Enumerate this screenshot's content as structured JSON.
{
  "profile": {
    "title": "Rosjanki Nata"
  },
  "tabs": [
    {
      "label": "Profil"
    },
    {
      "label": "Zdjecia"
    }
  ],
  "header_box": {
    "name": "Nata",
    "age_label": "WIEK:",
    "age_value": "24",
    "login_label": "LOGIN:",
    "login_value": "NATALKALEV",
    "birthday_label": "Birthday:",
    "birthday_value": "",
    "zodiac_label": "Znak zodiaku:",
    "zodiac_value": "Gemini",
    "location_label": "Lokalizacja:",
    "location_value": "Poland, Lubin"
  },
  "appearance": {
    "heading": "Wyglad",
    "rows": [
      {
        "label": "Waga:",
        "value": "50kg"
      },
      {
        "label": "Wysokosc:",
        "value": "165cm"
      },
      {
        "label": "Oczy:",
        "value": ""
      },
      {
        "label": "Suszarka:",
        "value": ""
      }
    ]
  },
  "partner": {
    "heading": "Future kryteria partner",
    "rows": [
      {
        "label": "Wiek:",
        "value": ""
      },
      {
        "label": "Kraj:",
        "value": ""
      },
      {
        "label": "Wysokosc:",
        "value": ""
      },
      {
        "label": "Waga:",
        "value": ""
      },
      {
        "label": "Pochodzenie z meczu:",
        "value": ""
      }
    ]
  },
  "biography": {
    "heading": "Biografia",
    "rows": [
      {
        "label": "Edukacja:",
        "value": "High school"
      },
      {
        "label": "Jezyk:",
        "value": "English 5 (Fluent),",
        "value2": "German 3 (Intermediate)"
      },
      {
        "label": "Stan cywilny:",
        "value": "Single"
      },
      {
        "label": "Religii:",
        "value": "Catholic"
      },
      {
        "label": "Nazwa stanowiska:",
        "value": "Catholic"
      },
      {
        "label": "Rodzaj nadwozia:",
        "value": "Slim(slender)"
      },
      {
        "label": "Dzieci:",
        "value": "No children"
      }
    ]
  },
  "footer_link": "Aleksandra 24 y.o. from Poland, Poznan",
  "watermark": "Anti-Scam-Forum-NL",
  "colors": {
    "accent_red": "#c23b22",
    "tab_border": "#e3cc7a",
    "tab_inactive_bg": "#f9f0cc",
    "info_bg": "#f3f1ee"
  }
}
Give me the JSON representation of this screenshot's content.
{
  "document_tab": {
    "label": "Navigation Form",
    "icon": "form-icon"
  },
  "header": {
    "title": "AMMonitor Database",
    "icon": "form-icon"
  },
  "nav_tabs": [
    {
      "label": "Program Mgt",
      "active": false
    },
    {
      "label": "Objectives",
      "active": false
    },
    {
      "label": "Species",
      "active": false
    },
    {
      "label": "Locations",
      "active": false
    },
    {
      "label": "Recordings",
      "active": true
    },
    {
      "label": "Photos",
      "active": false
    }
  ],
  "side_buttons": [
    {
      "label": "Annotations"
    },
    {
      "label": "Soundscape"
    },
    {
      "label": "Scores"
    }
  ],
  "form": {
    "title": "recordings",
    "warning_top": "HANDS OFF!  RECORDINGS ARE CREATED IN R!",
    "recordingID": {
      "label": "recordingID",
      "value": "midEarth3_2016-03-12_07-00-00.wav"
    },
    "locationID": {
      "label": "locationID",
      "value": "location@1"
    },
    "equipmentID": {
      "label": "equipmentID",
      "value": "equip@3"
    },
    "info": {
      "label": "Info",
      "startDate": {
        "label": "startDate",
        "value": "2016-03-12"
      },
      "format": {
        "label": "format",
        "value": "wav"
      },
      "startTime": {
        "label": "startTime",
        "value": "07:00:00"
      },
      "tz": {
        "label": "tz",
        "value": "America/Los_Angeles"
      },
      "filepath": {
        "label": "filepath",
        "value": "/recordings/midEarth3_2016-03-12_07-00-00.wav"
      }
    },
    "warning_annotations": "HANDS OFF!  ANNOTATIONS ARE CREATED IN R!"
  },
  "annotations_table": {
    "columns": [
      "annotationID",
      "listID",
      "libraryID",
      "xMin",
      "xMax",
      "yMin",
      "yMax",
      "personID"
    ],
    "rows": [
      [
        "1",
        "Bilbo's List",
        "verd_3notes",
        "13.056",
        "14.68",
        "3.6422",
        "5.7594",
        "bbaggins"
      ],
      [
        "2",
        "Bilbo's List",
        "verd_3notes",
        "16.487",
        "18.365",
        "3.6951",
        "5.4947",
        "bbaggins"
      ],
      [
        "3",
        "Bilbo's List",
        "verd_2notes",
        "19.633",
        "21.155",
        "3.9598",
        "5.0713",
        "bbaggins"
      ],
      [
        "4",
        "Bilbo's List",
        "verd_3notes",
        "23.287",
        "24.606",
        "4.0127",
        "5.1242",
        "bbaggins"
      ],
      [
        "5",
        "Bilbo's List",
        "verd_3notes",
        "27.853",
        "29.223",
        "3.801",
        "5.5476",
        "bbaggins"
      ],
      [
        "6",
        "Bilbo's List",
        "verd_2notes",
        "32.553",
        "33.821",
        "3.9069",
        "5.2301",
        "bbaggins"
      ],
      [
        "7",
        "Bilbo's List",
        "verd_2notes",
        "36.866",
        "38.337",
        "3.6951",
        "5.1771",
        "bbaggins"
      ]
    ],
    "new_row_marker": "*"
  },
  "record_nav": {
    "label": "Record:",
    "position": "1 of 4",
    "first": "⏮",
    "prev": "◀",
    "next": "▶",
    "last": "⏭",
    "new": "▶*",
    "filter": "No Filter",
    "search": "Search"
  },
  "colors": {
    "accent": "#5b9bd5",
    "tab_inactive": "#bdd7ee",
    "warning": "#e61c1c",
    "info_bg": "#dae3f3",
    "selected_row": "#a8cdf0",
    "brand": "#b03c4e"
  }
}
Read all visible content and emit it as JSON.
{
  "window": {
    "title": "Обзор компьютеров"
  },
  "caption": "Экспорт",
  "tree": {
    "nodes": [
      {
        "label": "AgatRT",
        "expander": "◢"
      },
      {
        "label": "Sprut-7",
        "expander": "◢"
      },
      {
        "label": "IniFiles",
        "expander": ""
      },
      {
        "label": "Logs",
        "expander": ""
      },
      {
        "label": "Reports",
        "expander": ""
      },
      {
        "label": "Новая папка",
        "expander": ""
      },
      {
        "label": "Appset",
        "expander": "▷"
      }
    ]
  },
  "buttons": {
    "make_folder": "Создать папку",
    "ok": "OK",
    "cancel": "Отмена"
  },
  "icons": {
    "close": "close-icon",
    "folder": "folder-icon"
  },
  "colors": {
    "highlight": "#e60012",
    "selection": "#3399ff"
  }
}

▶ [THE EXERCISE]: Scan the listing above for the word "screenshot" and copy every line that holds it.

▶ [RIGHT ANSWER]:
Enumerate this screenshot's content as structured JSON.
Give me the JSON representation of this screenshot's content.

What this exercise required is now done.